To address the 2019 theme "creativity' for UQ Teaching and Learning Week we highlighted some of the innovative teachers who enhance student learning in UQ's Faculty of Health and Behavioural Sciences.

Q&A with Dr Michael Thai 

Dr Thai teaches within UQ's School of Psychology
1. What kind of innovative teaching and learning practices do you incorporate?

I don’t really consider myself “innovative”. I only strive to do the best job I can to foster a sense of community and student engagement, which sometimes leads me to go beyond conventional lecturing approaches to promote learning. I run group “picnic” consults on the Great Court before major exams so that students can interact, ask questions, and learn from one another under my supervision, in a casual, relaxed environment. I infuse my lectures with visually engaging slides, videos, pop culture references, and humour to engross students. I am perhaps most renowned for my practice of educationally repurposing pop songs to explain psychological concepts and experiments. My repertoire includes Taylor Swift, Nicki Minaj, Beyoncé, Ariana Grande, and Britney Spears, and is ever-growing.

ENTRIES SHOWN:
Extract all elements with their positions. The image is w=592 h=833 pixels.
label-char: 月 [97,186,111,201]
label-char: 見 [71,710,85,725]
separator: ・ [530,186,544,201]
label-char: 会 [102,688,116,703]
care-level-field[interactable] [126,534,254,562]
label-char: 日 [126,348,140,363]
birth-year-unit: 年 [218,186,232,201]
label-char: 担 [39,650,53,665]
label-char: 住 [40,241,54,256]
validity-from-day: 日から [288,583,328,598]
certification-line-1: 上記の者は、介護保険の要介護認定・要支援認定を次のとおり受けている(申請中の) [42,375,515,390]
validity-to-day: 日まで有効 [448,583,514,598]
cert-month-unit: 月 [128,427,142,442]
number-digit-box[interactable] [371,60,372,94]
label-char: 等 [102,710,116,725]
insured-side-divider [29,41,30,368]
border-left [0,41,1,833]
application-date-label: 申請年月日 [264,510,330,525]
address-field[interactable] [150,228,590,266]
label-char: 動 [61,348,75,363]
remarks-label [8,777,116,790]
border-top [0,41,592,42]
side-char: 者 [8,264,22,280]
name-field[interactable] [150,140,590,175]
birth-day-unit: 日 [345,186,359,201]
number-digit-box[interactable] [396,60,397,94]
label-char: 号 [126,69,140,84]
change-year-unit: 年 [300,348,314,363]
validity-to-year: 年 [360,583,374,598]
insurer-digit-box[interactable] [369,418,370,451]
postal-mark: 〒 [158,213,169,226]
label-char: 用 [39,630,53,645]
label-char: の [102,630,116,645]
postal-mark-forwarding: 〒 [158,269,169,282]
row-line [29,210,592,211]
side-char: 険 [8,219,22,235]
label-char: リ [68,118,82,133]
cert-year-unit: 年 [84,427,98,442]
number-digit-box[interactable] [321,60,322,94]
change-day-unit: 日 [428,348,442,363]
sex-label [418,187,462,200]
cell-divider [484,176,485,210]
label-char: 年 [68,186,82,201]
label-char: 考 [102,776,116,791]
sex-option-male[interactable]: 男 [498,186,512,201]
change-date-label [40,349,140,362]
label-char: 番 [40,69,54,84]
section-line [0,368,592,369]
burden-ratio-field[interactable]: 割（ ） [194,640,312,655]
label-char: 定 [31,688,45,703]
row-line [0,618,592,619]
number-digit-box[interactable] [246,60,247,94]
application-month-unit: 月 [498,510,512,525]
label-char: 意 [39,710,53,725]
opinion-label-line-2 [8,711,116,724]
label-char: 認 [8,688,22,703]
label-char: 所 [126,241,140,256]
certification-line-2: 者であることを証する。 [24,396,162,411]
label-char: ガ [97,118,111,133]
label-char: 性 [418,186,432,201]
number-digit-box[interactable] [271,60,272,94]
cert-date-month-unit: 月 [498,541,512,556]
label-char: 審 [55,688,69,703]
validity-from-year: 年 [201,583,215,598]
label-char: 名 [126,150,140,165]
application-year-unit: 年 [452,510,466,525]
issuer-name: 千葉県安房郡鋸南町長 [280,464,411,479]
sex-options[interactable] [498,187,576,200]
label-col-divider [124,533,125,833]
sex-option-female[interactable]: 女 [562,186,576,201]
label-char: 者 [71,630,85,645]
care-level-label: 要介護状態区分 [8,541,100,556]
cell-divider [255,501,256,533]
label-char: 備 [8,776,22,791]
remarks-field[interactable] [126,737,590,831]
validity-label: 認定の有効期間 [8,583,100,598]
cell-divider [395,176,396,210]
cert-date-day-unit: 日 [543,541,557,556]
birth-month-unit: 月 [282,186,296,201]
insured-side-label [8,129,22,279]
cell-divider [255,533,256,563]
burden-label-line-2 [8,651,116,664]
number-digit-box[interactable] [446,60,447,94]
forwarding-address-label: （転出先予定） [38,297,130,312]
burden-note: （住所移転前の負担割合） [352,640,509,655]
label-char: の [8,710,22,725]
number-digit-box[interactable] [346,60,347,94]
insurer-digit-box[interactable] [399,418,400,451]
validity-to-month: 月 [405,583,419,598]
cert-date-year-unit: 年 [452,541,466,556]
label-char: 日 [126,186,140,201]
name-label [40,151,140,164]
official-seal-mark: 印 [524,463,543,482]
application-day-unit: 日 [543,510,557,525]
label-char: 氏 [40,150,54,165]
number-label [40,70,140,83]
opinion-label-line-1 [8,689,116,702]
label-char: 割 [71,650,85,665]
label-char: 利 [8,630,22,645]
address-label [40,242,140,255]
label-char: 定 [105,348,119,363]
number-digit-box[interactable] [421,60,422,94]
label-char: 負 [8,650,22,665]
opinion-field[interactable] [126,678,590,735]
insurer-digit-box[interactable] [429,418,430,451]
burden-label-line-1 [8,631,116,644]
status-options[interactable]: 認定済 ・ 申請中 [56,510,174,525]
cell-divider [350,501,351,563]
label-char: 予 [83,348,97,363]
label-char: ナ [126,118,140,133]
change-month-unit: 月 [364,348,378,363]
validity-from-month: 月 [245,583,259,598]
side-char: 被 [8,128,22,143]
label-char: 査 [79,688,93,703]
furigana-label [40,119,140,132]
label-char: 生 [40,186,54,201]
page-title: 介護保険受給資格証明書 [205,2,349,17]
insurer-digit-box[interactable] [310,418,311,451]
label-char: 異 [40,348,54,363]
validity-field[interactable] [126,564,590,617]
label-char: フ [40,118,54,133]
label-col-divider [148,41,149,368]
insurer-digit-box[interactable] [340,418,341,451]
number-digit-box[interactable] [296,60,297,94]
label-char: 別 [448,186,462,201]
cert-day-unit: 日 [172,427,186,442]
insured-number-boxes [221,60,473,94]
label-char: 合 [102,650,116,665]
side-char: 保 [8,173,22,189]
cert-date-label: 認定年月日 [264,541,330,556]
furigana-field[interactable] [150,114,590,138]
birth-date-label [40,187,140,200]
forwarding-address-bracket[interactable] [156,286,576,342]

DESCRIPTION OF THE TASK: Return, word for word, the part of the Q&A with Dr Michael Thai starting with "Q&A with Dr" and going on through "do you incorporate?".

FULL SOLUTION:
Q&A with Dr Michael Thai 

Dr Thai teaches within UQ's School of Psychology
1. What kind of innovative teaching and learning practices do you incorporate?